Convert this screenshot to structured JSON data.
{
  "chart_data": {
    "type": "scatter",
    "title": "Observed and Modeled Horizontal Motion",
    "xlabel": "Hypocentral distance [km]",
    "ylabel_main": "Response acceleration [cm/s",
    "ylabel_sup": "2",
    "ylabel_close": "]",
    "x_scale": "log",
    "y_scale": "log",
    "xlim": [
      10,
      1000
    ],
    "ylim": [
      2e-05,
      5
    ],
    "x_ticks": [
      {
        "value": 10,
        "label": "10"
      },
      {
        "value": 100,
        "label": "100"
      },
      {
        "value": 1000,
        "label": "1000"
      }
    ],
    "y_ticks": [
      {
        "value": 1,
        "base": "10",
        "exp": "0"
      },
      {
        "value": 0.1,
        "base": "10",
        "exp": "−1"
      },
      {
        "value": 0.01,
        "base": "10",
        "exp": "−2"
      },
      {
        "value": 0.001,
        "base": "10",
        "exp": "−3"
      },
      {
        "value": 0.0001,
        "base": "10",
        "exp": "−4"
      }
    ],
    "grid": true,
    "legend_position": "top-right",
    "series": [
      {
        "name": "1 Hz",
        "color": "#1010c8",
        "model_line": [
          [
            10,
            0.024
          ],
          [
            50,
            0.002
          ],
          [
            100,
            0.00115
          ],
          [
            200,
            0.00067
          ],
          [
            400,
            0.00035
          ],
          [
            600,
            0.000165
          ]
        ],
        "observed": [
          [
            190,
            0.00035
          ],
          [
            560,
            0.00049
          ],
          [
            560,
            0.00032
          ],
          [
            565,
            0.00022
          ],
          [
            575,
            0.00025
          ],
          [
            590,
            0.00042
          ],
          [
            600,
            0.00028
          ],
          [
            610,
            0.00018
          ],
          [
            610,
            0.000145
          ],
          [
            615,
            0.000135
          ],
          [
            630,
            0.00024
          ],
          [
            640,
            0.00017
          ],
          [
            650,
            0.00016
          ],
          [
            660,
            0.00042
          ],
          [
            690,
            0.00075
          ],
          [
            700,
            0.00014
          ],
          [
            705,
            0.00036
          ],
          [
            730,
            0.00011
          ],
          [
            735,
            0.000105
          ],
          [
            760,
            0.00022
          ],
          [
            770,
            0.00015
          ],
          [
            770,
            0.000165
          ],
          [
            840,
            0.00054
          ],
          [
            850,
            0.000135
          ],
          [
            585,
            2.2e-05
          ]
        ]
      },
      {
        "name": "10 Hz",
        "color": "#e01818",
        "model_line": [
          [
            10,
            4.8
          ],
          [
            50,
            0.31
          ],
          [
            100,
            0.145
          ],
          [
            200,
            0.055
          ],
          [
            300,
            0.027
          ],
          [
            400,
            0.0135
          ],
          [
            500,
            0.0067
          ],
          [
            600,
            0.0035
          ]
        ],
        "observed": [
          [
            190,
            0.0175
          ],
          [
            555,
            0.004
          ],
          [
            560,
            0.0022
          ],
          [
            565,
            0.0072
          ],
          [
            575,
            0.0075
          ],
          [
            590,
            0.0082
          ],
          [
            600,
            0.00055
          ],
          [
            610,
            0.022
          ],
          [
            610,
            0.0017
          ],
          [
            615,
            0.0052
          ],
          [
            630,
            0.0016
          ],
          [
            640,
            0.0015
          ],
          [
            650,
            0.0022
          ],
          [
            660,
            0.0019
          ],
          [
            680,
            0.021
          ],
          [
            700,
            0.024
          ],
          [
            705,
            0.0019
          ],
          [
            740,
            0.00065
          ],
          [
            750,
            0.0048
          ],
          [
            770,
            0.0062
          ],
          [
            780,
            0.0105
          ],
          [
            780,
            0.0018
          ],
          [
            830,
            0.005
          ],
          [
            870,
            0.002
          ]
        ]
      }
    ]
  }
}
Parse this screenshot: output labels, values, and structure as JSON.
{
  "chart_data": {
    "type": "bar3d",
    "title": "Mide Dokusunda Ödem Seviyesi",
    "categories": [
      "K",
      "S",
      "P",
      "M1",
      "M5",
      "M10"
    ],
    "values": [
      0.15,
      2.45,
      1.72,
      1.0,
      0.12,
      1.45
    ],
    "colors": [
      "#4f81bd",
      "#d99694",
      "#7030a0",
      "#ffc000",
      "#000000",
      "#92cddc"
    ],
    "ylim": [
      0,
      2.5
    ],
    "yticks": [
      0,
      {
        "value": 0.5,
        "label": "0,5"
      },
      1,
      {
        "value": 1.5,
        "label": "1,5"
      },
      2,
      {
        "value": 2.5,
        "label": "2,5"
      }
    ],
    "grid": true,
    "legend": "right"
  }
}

========================

**TASK REQUIREMENTS:**
Reproduce every line above without error.

**EXERCISE ANSWER:**
Convert this screenshot to structured JSON data.
{
  "chart_data": {
    "type": "scatter",
    "title": "Observed and Modeled Horizontal Motion",
    "xlabel": "Hypocentral distance [km]",
    "ylabel_main": "Response acceleration [cm/s",
    "ylabel_sup": "2",
    "ylabel_close": "]",
    "x_scale": "log",
    "y_scale": "log",
    "xlim": [
      10,
      1000
    ],
    "ylim": [
      2e-05,
      5
    ],
    "x_ticks": [
      {
        "value": 10,
        "label": "10"
      },
      {
        "value": 100,
        "label": "100"
      },
      {
        "value": 1000,
        "label": "1000"
      }
    ],
    "y_ticks": [
      {
        "value": 1,
        "base": "10",
        "exp": "0"
      },
      {
        "value": 0.1,
        "base": "10",
        "exp": "−1"
      },
      {
        "value": 0.01,
        "base": "10",
        "exp": "−2"
      },
      {
        "value": 0.001,
        "base": "10",
        "exp": "−3"
      },
      {
        "value": 0.0001,
        "base": "10",
        "exp": "−4"
      }
    ],
    "grid": true,
    "legend_position": "top-right",
    "series": [
      {
        "name": "1 Hz",
        "color": "#1010c8",
        "model_line": [
          [
            10,
            0.024
          ],
          [
            50,
            0.002
          ],
          [
            100,
            0.00115
          ],
          [
            200,
            0.00067
          ],
          [
            400,
            0.00035
          ],
          [
            600,
            0.000165
          ]
        ],
        "observed": [
          [
            190,
            0.00035
          ],
          [
            560,
            0.00049
          ],
          [
            560,
            0.00032
          ],
          [
            565,
            0.00022
          ],
          [
            575,
            0.00025
          ],
          [
            590,
            0.00042
          ],
          [
            600,
            0.00028
          ],
          [
            610,
            0.00018
          ],
          [
            610,
            0.000145
          ],
          [
            615,
            0.000135
          ],
          [
            630,
            0.00024
          ],
          [
            640,
            0.00017
          ],
          [
            650,
            0.00016
          ],
          [
            660,
            0.00042
          ],
          [
            690,
            0.00075
          ],
          [
            700,
            0.00014
          ],
          [
            705,
            0.00036
          ],
          [
            730,
            0.00011
          ],
          [
            735,
            0.000105
          ],
          [
            760,
            0.00022
          ],
          [
            770,
            0.00015
          ],
          [
            770,
            0.000165
          ],
          [
            840,
            0.00054
          ],
          [
            850,
            0.000135
          ],
          [
            585,
            2.2e-05
          ]
        ]
      },
      {
        "name": "10 Hz",
        "color": "#e01818",
        "model_line": [
          [
            10,
            4.8
          ],
          [
            50,
            0.31
          ],
          [
            100,
            0.145
          ],
          [
            200,
            0.055
          ],
          [
            300,
            0.027
          ],
          [
            400,
            0.0135
          ],
          [
            500,
            0.0067
          ],
          [
            600,
            0.0035
          ]
        ],
        "observed": [
          [
            190,
            0.0175
          ],
          [
            555,
            0.004
          ],
          [
            560,
            0.0022
          ],
          [
            565,
            0.0072
          ],
          [
            575,
            0.0075
          ],
          [
            590,
            0.0082
          ],
          [
            600,
            0.00055
          ],
          [
            610,
            0.022
          ],
          [
            610,
            0.0017
          ],
          [
            615,
            0.0052
          ],
          [
            630,
            0.0016
          ],
          [
            640,
            0.0015
          ],
          [
            650,
            0.0022
          ],
          [
            660,
            0.0019
          ],
          [
            680,
            0.021
          ],
          [
            700,
            0.024
          ],
          [
            705,
            0.0019
          ],
          [
            740,
            0.00065
          ],
          [
            750,
            0.0048
          ],
          [
            770,
            0.0062
          ],
          [
            780,
            0.0105
          ],
          [
            780,
            0.0018
          ],
          [
            830,
            0.005
          ],
          [
            870,
            0.002
          ]
        ]
      }
    ]
  }
}
Parse this screenshot: output labels, values, and structure as JSON.
{
  "chart_data": {
    "type": "bar3d",
    "title": "Mide Dokusunda Ödem Seviyesi",
    "categories": [
      "K",
      "S",
      "P",
      "M1",
      "M5",
      "M10"
    ],
    "values": [
      0.15,
      2.45,
      1.72,
      1.0,
      0.12,
      1.45
    ],
    "colors": [
      "#4f81bd",
      "#d99694",
      "#7030a0",
      "#ffc000",
      "#000000",
      "#92cddc"
    ],
    "ylim": [
      0,
      2.5
    ],
    "yticks": [
      0,
      {
        "value": 0.5,
        "label": "0,5"
      },
      1,
      {
        "value": 1.5,
        "label": "1,5"
      },
      2,
      {
        "value": 2.5,
        "label": "2,5"
      }
    ],
    "grid": true,
    "legend": "right"
  }
}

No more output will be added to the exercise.